WHAT IS BEING ASKED ▸
Every line of the material below should be repeated exactly.

Dataset entries ▸
%%
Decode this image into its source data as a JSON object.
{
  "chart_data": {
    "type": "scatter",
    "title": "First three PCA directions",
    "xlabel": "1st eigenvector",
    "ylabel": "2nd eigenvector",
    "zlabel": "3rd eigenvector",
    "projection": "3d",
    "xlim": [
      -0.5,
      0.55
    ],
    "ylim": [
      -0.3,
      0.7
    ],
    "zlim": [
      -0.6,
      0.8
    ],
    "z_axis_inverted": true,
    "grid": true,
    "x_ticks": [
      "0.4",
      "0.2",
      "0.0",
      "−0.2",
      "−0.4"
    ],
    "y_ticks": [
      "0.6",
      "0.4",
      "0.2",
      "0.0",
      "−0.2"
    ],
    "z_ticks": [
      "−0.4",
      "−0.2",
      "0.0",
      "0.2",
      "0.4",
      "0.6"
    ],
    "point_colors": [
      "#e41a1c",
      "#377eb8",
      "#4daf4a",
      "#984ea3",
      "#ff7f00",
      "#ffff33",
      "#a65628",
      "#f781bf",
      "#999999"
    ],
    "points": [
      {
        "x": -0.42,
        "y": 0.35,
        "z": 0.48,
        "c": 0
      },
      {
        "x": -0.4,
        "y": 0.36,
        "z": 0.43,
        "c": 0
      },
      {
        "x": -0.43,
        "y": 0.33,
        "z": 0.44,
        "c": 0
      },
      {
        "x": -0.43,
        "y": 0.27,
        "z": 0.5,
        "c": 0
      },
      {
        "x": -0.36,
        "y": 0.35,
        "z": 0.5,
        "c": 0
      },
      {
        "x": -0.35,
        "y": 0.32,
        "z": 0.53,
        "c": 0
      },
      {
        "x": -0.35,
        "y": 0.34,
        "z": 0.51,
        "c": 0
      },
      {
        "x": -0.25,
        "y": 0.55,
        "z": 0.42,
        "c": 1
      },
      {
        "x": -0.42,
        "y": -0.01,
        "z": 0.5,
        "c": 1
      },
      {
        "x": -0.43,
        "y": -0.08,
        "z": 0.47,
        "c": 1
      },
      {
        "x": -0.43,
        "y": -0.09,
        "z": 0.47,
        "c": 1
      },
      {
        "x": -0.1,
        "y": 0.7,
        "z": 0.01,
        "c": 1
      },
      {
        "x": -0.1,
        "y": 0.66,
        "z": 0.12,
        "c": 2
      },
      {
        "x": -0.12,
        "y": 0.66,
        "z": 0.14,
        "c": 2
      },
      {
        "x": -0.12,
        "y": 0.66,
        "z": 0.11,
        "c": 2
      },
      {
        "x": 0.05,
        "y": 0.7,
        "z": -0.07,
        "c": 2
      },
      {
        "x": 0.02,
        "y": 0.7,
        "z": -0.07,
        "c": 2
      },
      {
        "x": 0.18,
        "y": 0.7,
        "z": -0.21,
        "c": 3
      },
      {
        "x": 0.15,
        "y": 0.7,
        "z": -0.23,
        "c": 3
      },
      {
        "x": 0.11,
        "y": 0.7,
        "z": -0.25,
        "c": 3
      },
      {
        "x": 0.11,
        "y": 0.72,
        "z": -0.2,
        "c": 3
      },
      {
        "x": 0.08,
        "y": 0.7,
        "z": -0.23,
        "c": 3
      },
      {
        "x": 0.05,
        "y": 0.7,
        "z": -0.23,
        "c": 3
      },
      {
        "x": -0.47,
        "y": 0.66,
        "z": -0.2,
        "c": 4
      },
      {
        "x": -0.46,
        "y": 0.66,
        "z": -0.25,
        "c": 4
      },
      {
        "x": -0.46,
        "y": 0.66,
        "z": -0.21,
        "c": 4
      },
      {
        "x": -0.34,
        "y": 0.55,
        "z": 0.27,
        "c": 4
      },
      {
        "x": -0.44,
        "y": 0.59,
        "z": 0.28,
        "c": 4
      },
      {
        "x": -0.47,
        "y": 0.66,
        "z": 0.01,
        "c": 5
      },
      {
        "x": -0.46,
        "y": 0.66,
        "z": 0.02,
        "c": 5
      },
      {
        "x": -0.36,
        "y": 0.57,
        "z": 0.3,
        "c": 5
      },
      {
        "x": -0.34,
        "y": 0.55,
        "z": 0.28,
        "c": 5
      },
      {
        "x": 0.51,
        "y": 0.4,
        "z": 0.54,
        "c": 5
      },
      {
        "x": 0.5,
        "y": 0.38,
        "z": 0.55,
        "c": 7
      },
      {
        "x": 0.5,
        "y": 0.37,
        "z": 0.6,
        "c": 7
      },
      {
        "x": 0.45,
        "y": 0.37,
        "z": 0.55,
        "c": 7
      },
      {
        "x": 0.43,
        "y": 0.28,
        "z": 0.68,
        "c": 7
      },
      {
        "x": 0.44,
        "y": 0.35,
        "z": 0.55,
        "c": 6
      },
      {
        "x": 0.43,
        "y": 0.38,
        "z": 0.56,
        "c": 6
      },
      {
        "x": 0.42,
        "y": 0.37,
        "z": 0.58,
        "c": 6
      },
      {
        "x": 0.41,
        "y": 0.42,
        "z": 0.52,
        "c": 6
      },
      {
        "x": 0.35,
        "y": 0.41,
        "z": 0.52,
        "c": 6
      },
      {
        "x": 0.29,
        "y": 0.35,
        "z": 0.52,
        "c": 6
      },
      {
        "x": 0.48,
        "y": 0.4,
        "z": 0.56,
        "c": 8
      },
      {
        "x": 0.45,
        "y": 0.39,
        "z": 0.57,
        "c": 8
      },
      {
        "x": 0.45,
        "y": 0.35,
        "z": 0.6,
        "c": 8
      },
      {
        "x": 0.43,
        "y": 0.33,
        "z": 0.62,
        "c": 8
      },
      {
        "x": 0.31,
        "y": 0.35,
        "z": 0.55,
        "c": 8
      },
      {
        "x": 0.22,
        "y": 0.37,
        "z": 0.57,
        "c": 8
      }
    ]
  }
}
%%
SOLUTION ▸
Decode this image into its source data as a JSON object.
{
  "chart_data": {
    "type": "scatter",
    "title": "First three PCA directions",
    "xlabel": "1st eigenvector",
    "ylabel": "2nd eigenvector",
    "zlabel": "3rd eigenvector",
    "projection": "3d",
    "xlim": [
      -0.5,
      0.55
    ],
    "ylim": [
      -0.3,
      0.7
    ],
    "zlim": [
      -0.6,
      0.8
    ],
    "z_axis_inverted": true,
    "grid": true,
    "x_ticks": [
      "0.4",
      "0.2",
      "0.0",
      "−0.2",
      "−0.4"
    ],
    "y_ticks": [
      "0.6",
      "0.4",
      "0.2",
      "0.0",
      "−0.2"
    ],
    "z_ticks": [
      "−0.4",
      "−0.2",
      "0.0",
      "0.2",
      "0.4",
      "0.6"
    ],
    "point_colors": [
      "#e41a1c",
      "#377eb8",
      "#4daf4a",
      "#984ea3",
      "#ff7f00",
      "#ffff33",
      "#a65628",
      "#f781bf",
      "#999999"
    ],
    "points": [
      {
        "x": -0.42,
        "y": 0.35,
        "z": 0.48,
        "c": 0
      },
      {
        "x": -0.4,
        "y": 0.36,
        "z": 0.43,
        "c": 0
      },
      {
        "x": -0.43,
        "y": 0.33,
        "z": 0.44,
        "c": 0
      },
      {
        "x": -0.43,
        "y": 0.27,
        "z": 0.5,
        "c": 0
      },
      {
        "x": -0.36,
        "y": 0.35,
        "z": 0.5,
        "c": 0
      },
      {
        "x": -0.35,
        "y": 0.32,
        "z": 0.53,
        "c": 0
      },
      {
        "x": -0.35,
        "y": 0.34,
        "z": 0.51,
        "c": 0
      },
      {
        "x": -0.25,
        "y": 0.55,
        "z": 0.42,
        "c": 1
      },
      {
        "x": -0.42,
        "y": -0.01,
        "z": 0.5,
        "c": 1
      },
      {
        "x": -0.43,
        "y": -0.08,
        "z": 0.47,
        "c": 1
      },
      {
        "x": -0.43,
        "y": -0.09,
        "z": 0.47,
        "c": 1
      },
      {
        "x": -0.1,
        "y": 0.7,
        "z": 0.01,
        "c": 1
      },
      {
        "x": -0.1,
        "y": 0.66,
        "z": 0.12,
        "c": 2
      },
      {
        "x": -0.12,
        "y": 0.66,
        "z": 0.14,
        "c": 2
      },
      {
        "x": -0.12,
        "y": 0.66,
        "z": 0.11,
        "c": 2
      },
      {
        "x": 0.05,
        "y": 0.7,
        "z": -0.07,
        "c": 2
      },
      {
        "x": 0.02,
        "y": 0.7,
        "z": -0.07,
        "c": 2
      },
      {
        "x": 0.18,
        "y": 0.7,
        "z": -0.21,
        "c": 3
      },
      {
        "x": 0.15,
        "y": 0.7,
        "z": -0.23,
        "c": 3
      },
      {
        "x": 0.11,
        "y": 0.7,
        "z": -0.25,
        "c": 3
      },
      {
        "x": 0.11,
        "y": 0.72,
        "z": -0.2,
        "c": 3
      },
      {
        "x": 0.08,
        "y": 0.7,
        "z": -0.23,
        "c": 3
      },
      {
        "x": 0.05,
        "y": 0.7,
        "z": -0.23,
        "c": 3
      },
      {
        "x": -0.47,
        "y": 0.66,
        "z": -0.2,
        "c": 4
      },
      {
        "x": -0.46,
        "y": 0.66,
        "z": -0.25,
        "c": 4
      },
      {
        "x": -0.46,
        "y": 0.66,
        "z": -0.21,
        "c": 4
      },
      {
        "x": -0.34,
        "y": 0.55,
        "z": 0.27,
        "c": 4
      },
      {
        "x": -0.44,
        "y": 0.59,
        "z": 0.28,
        "c": 4
      },
      {
        "x": -0.47,
        "y": 0.66,
        "z": 0.01,
        "c": 5
      },
      {
        "x": -0.46,
        "y": 0.66,
        "z": 0.02,
        "c": 5
      },
      {
        "x": -0.36,
        "y": 0.57,
        "z": 0.3,
        "c": 5
      },
      {
        "x": -0.34,
        "y": 0.55,
        "z": 0.28,
        "c": 5
      },
      {
        "x": 0.51,
        "y": 0.4,
        "z": 0.54,
        "c": 5
      },
      {
        "x": 0.5,
        "y": 0.38,
        "z": 0.55,
        "c": 7
      },
      {
        "x": 0.5,
        "y": 0.37,
        "z": 0.6,
        "c": 7
      },
      {
        "x": 0.45,
        "y": 0.37,
        "z": 0.55,
        "c": 7
      },
      {
        "x": 0.43,
        "y": 0.28,
        "z": 0.68,
        "c": 7
      },
      {
        "x": 0.44,
        "y": 0.35,
        "z": 0.55,
        "c": 6
      },
      {
        "x": 0.43,
        "y": 0.38,
        "z": 0.56,
        "c": 6
      },
      {
        "x": 0.42,
        "y": 0.37,
        "z": 0.58,
        "c": 6
      },
      {
        "x": 0.41,
        "y": 0.42,
        "z": 0.52,
        "c": 6
      },
      {
        "x": 0.35,
        "y": 0.41,
        "z": 0.52,
        "c": 6
      },
      {
        "x": 0.29,
        "y": 0.35,
        "z": 0.52,
        "c": 6
      },
      {
        "x": 0.48,
        "y": 0.4,
        "z": 0.56,
        "c": 8
      },
      {
        "x": 0.45,
        "y": 0.39,
        "z": 0.57,
        "c": 8
      },
      {
        "x": 0.45,
        "y": 0.35,
        "z": 0.6,
        "c": 8
      },
      {
        "x": 0.43,
        "y": 0.33,
        "z": 0.62,
        "c": 8
      },
      {
        "x": 0.31,
        "y": 0.35,
        "z": 0.55,
        "c": 8
      },
      {
        "x": 0.22,
        "y": 0.37,
        "z": 0.57,
        "c": 8
      }
    ]
  }
}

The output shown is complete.